DO THIS>
Reproduce the data below line for line, keeping every character as it appears.
-------
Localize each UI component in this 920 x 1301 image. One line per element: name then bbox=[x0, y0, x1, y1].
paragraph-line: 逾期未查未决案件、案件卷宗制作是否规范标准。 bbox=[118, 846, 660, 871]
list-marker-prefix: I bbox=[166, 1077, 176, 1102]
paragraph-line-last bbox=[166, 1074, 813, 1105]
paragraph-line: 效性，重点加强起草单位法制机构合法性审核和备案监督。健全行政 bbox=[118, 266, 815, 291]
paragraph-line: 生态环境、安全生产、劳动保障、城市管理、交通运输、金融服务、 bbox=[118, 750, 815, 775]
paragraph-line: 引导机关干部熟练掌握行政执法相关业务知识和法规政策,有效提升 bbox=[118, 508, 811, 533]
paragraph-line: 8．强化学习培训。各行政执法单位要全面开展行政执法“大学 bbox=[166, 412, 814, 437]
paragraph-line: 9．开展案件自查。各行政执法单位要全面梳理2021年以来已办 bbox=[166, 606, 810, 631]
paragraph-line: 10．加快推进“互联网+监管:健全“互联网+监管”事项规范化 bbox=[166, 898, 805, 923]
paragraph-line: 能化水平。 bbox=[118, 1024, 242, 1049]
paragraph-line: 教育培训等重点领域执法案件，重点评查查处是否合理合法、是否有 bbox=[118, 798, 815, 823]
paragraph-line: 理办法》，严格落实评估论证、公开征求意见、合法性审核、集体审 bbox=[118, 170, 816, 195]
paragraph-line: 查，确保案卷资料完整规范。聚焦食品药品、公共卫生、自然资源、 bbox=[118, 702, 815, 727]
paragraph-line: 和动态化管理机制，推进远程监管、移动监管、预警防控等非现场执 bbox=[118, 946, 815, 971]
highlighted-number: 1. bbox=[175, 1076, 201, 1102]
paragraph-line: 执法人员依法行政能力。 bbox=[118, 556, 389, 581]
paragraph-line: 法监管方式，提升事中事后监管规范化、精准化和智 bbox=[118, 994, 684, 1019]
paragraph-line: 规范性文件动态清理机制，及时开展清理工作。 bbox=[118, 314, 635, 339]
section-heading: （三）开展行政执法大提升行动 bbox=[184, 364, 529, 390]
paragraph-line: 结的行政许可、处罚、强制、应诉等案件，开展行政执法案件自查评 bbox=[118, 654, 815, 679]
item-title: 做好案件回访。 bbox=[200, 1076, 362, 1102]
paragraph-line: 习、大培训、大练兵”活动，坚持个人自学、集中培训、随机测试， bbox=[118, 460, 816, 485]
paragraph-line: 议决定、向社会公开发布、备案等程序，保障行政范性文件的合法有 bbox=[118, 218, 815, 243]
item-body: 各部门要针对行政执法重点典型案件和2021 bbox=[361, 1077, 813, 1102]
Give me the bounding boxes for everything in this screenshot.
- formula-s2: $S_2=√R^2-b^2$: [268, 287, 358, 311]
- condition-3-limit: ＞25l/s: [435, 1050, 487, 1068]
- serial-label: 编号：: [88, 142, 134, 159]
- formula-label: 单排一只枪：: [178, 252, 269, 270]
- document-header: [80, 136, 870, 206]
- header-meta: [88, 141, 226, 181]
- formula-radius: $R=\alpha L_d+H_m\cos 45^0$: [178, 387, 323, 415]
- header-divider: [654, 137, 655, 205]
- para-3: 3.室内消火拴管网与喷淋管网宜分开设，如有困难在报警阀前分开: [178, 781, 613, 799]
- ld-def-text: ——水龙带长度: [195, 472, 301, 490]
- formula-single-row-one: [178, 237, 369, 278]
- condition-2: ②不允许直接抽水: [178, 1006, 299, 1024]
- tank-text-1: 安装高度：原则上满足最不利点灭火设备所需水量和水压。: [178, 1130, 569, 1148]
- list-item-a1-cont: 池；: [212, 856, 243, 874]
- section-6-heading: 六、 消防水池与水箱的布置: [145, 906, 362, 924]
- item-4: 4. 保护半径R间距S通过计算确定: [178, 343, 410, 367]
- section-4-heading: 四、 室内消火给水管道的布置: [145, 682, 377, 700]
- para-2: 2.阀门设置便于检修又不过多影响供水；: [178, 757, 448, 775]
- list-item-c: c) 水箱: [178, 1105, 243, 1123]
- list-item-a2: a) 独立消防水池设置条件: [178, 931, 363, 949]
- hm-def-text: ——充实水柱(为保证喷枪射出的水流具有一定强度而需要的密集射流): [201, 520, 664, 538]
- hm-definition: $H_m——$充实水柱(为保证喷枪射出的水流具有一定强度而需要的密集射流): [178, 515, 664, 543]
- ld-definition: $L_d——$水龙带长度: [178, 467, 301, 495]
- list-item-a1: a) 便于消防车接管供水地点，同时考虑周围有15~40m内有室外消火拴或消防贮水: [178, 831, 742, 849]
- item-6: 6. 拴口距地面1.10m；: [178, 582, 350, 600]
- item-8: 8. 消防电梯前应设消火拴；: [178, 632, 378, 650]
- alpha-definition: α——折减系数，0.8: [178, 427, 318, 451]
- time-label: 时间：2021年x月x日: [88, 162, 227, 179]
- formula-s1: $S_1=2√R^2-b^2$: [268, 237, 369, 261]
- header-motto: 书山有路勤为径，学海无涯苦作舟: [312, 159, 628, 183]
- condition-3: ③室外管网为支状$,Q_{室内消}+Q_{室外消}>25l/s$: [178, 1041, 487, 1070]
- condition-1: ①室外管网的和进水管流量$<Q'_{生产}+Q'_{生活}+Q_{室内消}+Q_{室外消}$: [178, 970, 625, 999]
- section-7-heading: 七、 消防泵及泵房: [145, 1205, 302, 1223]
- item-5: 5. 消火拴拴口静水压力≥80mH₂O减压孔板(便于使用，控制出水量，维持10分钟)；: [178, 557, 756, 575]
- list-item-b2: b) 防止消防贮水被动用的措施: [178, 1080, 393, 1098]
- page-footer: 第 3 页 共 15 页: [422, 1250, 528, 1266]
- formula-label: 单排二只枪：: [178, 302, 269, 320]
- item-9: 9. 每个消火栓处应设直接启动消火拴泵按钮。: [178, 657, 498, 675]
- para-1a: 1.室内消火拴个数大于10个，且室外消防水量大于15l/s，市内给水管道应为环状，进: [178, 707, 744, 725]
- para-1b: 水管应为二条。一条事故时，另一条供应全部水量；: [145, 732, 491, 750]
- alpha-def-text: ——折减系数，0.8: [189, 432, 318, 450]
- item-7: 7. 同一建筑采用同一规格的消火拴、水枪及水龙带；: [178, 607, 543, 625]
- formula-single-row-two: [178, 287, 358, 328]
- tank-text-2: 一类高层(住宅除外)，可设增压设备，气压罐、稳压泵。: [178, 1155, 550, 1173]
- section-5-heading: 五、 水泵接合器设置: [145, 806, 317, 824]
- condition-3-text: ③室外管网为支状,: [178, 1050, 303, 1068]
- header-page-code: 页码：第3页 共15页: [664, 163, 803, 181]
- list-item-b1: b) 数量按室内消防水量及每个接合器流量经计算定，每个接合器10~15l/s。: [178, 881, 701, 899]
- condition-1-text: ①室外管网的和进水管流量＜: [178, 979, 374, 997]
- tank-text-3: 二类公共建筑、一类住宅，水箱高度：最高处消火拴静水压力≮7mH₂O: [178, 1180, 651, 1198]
-------
RESULT>
Localize each UI component in this 920 x 1301 image. One line per element: name then bbox=[x0, y0, x1, y1].
paragraph-line: 逾期未查未决案件、案件卷宗制作是否规范标准。 bbox=[118, 846, 660, 871]
list-marker-prefix: I bbox=[166, 1077, 176, 1102]
paragraph-line-last bbox=[166, 1074, 813, 1105]
paragraph-line: 效性，重点加强起草单位法制机构合法性审核和备案监督。健全行政 bbox=[118, 266, 815, 291]
paragraph-line: 生态环境、安全生产、劳动保障、城市管理、交通运输、金融服务、 bbox=[118, 750, 815, 775]
paragraph-line: 引导机关干部熟练掌握行政执法相关业务知识和法规政策,有效提升 bbox=[118, 508, 811, 533]
paragraph-line: 8．强化学习培训。各行政执法单位要全面开展行政执法“大学 bbox=[166, 412, 814, 437]
paragraph-line: 9．开展案件自查。各行政执法单位要全面梳理2021年以来已办 bbox=[166, 606, 810, 631]
paragraph-line: 10．加快推进“互联网+监管:健全“互联网+监管”事项规范化 bbox=[166, 898, 805, 923]
paragraph-line: 能化水平。 bbox=[118, 1024, 242, 1049]
paragraph-line: 教育培训等重点领域执法案件，重点评查查处是否合理合法、是否有 bbox=[118, 798, 815, 823]
paragraph-line: 理办法》，严格落实评估论证、公开征求意见、合法性审核、集体审 bbox=[118, 170, 816, 195]
paragraph-line: 查，确保案卷资料完整规范。聚焦食品药品、公共卫生、自然资源、 bbox=[118, 702, 815, 727]
paragraph-line: 和动态化管理机制，推进远程监管、移动监管、预警防控等非现场执 bbox=[118, 946, 815, 971]
highlighted-number: 1. bbox=[175, 1076, 201, 1102]
paragraph-line: 执法人员依法行政能力。 bbox=[118, 556, 389, 581]
paragraph-line: 法监管方式，提升事中事后监管规范化、精准化和智 bbox=[118, 994, 684, 1019]
paragraph-line: 规范性文件动态清理机制，及时开展清理工作。 bbox=[118, 314, 635, 339]
section-heading: （三）开展行政执法大提升行动 bbox=[184, 364, 529, 390]
paragraph-line: 结的行政许可、处罚、强制、应诉等案件，开展行政执法案件自查评 bbox=[118, 654, 815, 679]
item-title: 做好案件回访。 bbox=[200, 1076, 362, 1102]
paragraph-line: 习、大培训、大练兵”活动，坚持个人自学、集中培训、随机测试， bbox=[118, 460, 816, 485]
paragraph-line: 议决定、向社会公开发布、备案等程序，保障行政范性文件的合法有 bbox=[118, 218, 815, 243]
item-body: 各部门要针对行政执法重点典型案件和2021 bbox=[361, 1077, 813, 1102]
Give me the bounding boxes for everything in this screenshot.
- formula-s2: $S_2=√R^2-b^2$: [268, 287, 358, 311]
- condition-3-limit: ＞25l/s: [435, 1050, 487, 1068]
- serial-label: 编号：: [88, 142, 134, 159]
- formula-label: 单排一只枪：: [178, 252, 269, 270]
- document-header: [80, 136, 870, 206]
- header-meta: [88, 141, 226, 181]
- formula-radius: $R=\alpha L_d+H_m\cos 45^0$: [178, 387, 323, 415]
- header-divider: [654, 137, 655, 205]
- para-3: 3.室内消火拴管网与喷淋管网宜分开设，如有困难在报警阀前分开: [178, 781, 613, 799]
- ld-def-text: ——水龙带长度: [195, 472, 301, 490]
- formula-single-row-one: [178, 237, 369, 278]
- condition-2: ②不允许直接抽水: [178, 1006, 299, 1024]
- tank-text-1: 安装高度：原则上满足最不利点灭火设备所需水量和水压。: [178, 1130, 569, 1148]
- list-item-a1-cont: 池；: [212, 856, 243, 874]
- section-6-heading: 六、 消防水池与水箱的布置: [145, 906, 362, 924]
- item-4: 4. 保护半径R间距S通过计算确定: [178, 343, 410, 367]
- section-4-heading: 四、 室内消火给水管道的布置: [145, 682, 377, 700]
- para-2: 2.阀门设置便于检修又不过多影响供水；: [178, 757, 448, 775]
- list-item-c: c) 水箱: [178, 1105, 243, 1123]
- list-item-a2: a) 独立消防水池设置条件: [178, 931, 363, 949]
- hm-def-text: ——充实水柱(为保证喷枪射出的水流具有一定强度而需要的密集射流): [201, 520, 664, 538]
- hm-definition: $H_m——$充实水柱(为保证喷枪射出的水流具有一定强度而需要的密集射流): [178, 515, 664, 543]
- ld-definition: $L_d——$水龙带长度: [178, 467, 301, 495]
- list-item-a1: a) 便于消防车接管供水地点，同时考虑周围有15~40m内有室外消火拴或消防贮水: [178, 831, 742, 849]
- item-6: 6. 拴口距地面1.10m；: [178, 582, 350, 600]
- item-8: 8. 消防电梯前应设消火拴；: [178, 632, 378, 650]
- alpha-definition: α——折减系数，0.8: [178, 427, 318, 451]
- time-label: 时间：2021年x月x日: [88, 162, 227, 179]
- formula-s1: $S_1=2√R^2-b^2$: [268, 237, 369, 261]
- header-motto: 书山有路勤为径，学海无涯苦作舟: [312, 159, 628, 183]
- condition-3: ③室外管网为支状$,Q_{室内消}+Q_{室外消}>25l/s$: [178, 1041, 487, 1070]
- condition-1: ①室外管网的和进水管流量$<Q'_{生产}+Q'_{生活}+Q_{室内消}+Q_{室外消}$: [178, 970, 625, 999]
- section-7-heading: 七、 消防泵及泵房: [145, 1205, 302, 1223]
- item-5: 5. 消火拴拴口静水压力≥80mH₂O减压孔板(便于使用，控制出水量，维持10分钟)；: [178, 557, 756, 575]
- list-item-b2: b) 防止消防贮水被动用的措施: [178, 1080, 393, 1098]
- page-footer: 第 3 页 共 15 页: [422, 1250, 528, 1266]
- formula-label: 单排二只枪：: [178, 302, 269, 320]
- item-9: 9. 每个消火栓处应设直接启动消火拴泵按钮。: [178, 657, 498, 675]
- para-1a: 1.室内消火拴个数大于10个，且室外消防水量大于15l/s，市内给水管道应为环状，进: [178, 707, 744, 725]
- para-1b: 水管应为二条。一条事故时，另一条供应全部水量；: [145, 732, 491, 750]
- alpha-def-text: ——折减系数，0.8: [189, 432, 318, 450]
- item-7: 7. 同一建筑采用同一规格的消火拴、水枪及水龙带；: [178, 607, 543, 625]
- formula-single-row-two: [178, 287, 358, 328]
- tank-text-2: 一类高层(住宅除外)，可设增压设备，气压罐、稳压泵。: [178, 1155, 550, 1173]
- section-5-heading: 五、 水泵接合器设置: [145, 806, 317, 824]
- condition-3-text: ③室外管网为支状,: [178, 1050, 303, 1068]
- header-page-code: 页码：第3页 共15页: [664, 163, 803, 181]
- list-item-b1: b) 数量按室内消防水量及每个接合器流量经计算定，每个接合器10~15l/s。: [178, 881, 701, 899]
- condition-1-text: ①室外管网的和进水管流量＜: [178, 979, 374, 997]
- tank-text-3: 二类公共建筑、一类住宅，水箱高度：最高处消火拴静水压力≮7mH₂O: [178, 1180, 651, 1198]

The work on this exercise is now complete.